(Figure collection entries)
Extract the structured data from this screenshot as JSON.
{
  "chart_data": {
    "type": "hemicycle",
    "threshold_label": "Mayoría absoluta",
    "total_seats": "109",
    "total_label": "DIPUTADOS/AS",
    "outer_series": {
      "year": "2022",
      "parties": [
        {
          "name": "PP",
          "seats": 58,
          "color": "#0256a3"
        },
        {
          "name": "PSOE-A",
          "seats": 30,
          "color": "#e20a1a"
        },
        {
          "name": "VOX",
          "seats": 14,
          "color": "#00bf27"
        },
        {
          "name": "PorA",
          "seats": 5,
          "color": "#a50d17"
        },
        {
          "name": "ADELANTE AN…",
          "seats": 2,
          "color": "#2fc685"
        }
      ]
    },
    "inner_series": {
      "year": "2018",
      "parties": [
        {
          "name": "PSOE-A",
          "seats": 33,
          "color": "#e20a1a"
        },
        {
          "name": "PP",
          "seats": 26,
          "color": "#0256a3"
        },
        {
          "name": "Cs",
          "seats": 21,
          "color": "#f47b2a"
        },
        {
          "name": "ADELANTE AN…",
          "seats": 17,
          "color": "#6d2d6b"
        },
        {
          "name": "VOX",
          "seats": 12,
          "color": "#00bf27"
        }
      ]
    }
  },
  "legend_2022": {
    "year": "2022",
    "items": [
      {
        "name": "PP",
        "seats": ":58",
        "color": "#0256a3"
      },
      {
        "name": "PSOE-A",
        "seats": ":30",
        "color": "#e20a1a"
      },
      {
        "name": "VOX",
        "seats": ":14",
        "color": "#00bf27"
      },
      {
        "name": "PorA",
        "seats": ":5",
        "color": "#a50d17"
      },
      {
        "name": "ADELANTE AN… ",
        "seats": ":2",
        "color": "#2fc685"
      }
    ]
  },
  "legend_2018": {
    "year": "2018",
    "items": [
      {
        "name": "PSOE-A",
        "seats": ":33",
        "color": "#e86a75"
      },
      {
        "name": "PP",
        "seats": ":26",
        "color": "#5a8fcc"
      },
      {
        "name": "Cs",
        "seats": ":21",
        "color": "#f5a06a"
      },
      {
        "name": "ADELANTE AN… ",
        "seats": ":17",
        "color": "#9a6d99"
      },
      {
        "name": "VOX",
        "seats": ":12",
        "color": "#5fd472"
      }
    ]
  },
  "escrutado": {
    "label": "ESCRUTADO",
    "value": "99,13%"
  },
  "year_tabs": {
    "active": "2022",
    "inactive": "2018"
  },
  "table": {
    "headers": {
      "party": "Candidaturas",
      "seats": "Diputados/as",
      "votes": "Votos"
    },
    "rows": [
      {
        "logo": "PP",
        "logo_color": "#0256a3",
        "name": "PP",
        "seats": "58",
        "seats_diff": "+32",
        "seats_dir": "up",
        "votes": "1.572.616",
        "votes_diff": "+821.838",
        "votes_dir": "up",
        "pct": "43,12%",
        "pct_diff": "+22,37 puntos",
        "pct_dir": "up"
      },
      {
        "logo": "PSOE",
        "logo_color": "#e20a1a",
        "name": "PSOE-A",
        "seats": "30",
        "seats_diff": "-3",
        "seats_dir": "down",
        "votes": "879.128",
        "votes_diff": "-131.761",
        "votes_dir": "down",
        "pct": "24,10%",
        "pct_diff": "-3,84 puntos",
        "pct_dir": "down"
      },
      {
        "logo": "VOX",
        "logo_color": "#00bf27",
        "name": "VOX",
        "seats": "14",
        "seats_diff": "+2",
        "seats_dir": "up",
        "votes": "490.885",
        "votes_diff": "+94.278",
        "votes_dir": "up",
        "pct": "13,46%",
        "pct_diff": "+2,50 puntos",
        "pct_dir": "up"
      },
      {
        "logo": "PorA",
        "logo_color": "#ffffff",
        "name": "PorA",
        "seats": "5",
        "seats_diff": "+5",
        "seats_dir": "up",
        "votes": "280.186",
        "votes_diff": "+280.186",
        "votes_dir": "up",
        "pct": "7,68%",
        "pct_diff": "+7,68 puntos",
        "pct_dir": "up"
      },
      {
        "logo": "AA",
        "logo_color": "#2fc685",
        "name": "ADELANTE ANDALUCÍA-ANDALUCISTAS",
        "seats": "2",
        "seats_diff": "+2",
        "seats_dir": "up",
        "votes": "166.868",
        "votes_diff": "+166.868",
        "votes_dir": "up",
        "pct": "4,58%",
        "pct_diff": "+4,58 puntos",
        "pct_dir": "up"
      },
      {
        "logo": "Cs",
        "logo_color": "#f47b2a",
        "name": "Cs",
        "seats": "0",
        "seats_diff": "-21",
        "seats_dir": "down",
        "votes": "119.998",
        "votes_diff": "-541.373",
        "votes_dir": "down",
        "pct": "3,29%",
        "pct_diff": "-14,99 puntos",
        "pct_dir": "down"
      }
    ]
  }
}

§ **What you are asked to do**: Your task is to print the whole listing again exactly.

§ **Response to this task**:
Extract the structured data from this screenshot as JSON.
{
  "chart_data": {
    "type": "hemicycle",
    "threshold_label": "Mayoría absoluta",
    "total_seats": "109",
    "total_label": "DIPUTADOS/AS",
    "outer_series": {
      "year": "2022",
      "parties": [
        {
          "name": "PP",
          "seats": 58,
          "color": "#0256a3"
        },
        {
          "name": "PSOE-A",
          "seats": 30,
          "color": "#e20a1a"
        },
        {
          "name": "VOX",
          "seats": 14,
          "color": "#00bf27"
        },
        {
          "name": "PorA",
          "seats": 5,
          "color": "#a50d17"
        },
        {
          "name": "ADELANTE AN…",
          "seats": 2,
          "color": "#2fc685"
        }
      ]
    },
    "inner_series": {
      "year": "2018",
      "parties": [
        {
          "name": "PSOE-A",
          "seats": 33,
          "color": "#e20a1a"
        },
        {
          "name": "PP",
          "seats": 26,
          "color": "#0256a3"
        },
        {
          "name": "Cs",
          "seats": 21,
          "color": "#f47b2a"
        },
        {
          "name": "ADELANTE AN…",
          "seats": 17,
          "color": "#6d2d6b"
        },
        {
          "name": "VOX",
          "seats": 12,
          "color": "#00bf27"
        }
      ]
    }
  },
  "legend_2022": {
    "year": "2022",
    "items": [
      {
        "name": "PP",
        "seats": ":58",
        "color": "#0256a3"
      },
      {
        "name": "PSOE-A",
        "seats": ":30",
        "color": "#e20a1a"
      },
      {
        "name": "VOX",
        "seats": ":14",
        "color": "#00bf27"
      },
      {
        "name": "PorA",
        "seats": ":5",
        "color": "#a50d17"
      },
      {
        "name": "ADELANTE AN… ",
        "seats": ":2",
        "color": "#2fc685"
      }
    ]
  },
  "legend_2018": {
    "year": "2018",
    "items": [
      {
        "name": "PSOE-A",
        "seats": ":33",
        "color": "#e86a75"
      },
      {
        "name": "PP",
        "seats": ":26",
        "color": "#5a8fcc"
      },
      {
        "name": "Cs",
        "seats": ":21",
        "color": "#f5a06a"
      },
      {
        "name": "ADELANTE AN… ",
        "seats": ":17",
        "color": "#9a6d99"
      },
      {
        "name": "VOX",
        "seats": ":12",
        "color": "#5fd472"
      }
    ]
  },
  "escrutado": {
    "label": "ESCRUTADO",
    "value": "99,13%"
  },
  "year_tabs": {
    "active": "2022",
    "inactive": "2018"
  },
  "table": {
    "headers": {
      "party": "Candidaturas",
      "seats": "Diputados/as",
      "votes": "Votos"
    },
    "rows": [
      {
        "logo": "PP",
        "logo_color": "#0256a3",
        "name": "PP",
        "seats": "58",
        "seats_diff": "+32",
        "seats_dir": "up",
        "votes": "1.572.616",
        "votes_diff": "+821.838",
        "votes_dir": "up",
        "pct": "43,12%",
        "pct_diff": "+22,37 puntos",
        "pct_dir": "up"
      },
      {
        "logo": "PSOE",
        "logo_color": "#e20a1a",
        "name": "PSOE-A",
        "seats": "30",
        "seats_diff": "-3",
        "seats_dir": "down",
        "votes": "879.128",
        "votes_diff": "-131.761",
        "votes_dir": "down",
        "pct": "24,10%",
        "pct_diff": "-3,84 puntos",
        "pct_dir": "down"
      },
      {
        "logo": "VOX",
        "logo_color": "#00bf27",
        "name": "VOX",
        "seats": "14",
        "seats_diff": "+2",
        "seats_dir": "up",
        "votes": "490.885",
        "votes_diff": "+94.278",
        "votes_dir": "up",
        "pct": "13,46%",
        "pct_diff": "+2,50 puntos",
        "pct_dir": "up"
      },
      {
        "logo": "PorA",
        "logo_color": "#ffffff",
        "name": "PorA",
        "seats": "5",
        "seats_diff": "+5",
        "seats_dir": "up",
        "votes": "280.186",
        "votes_diff": "+280.186",
        "votes_dir": "up",
        "pct": "7,68%",
        "pct_diff": "+7,68 puntos",
        "pct_dir": "up"
      },
      {
        "logo": "AA",
        "logo_color": "#2fc685",
        "name": "ADELANTE ANDALUCÍA-ANDALUCISTAS",
        "seats": "2",
        "seats_diff": "+2",
        "seats_dir": "up",
        "votes": "166.868",
        "votes_diff": "+166.868",
        "votes_dir": "up",
        "pct": "4,58%",
        "pct_diff": "+4,58 puntos",
        "pct_dir": "up"
      },
      {
        "logo": "Cs",
        "logo_color": "#f47b2a",
        "name": "Cs",
        "seats": "0",
        "seats_diff": "-21",
        "seats_dir": "down",
        "votes": "119.998",
        "votes_diff": "-541.373",
        "votes_dir": "down",
        "pct": "3,29%",
        "pct_diff": "-14,99 puntos",
        "pct_dir": "down"
      }
    ]
  }
}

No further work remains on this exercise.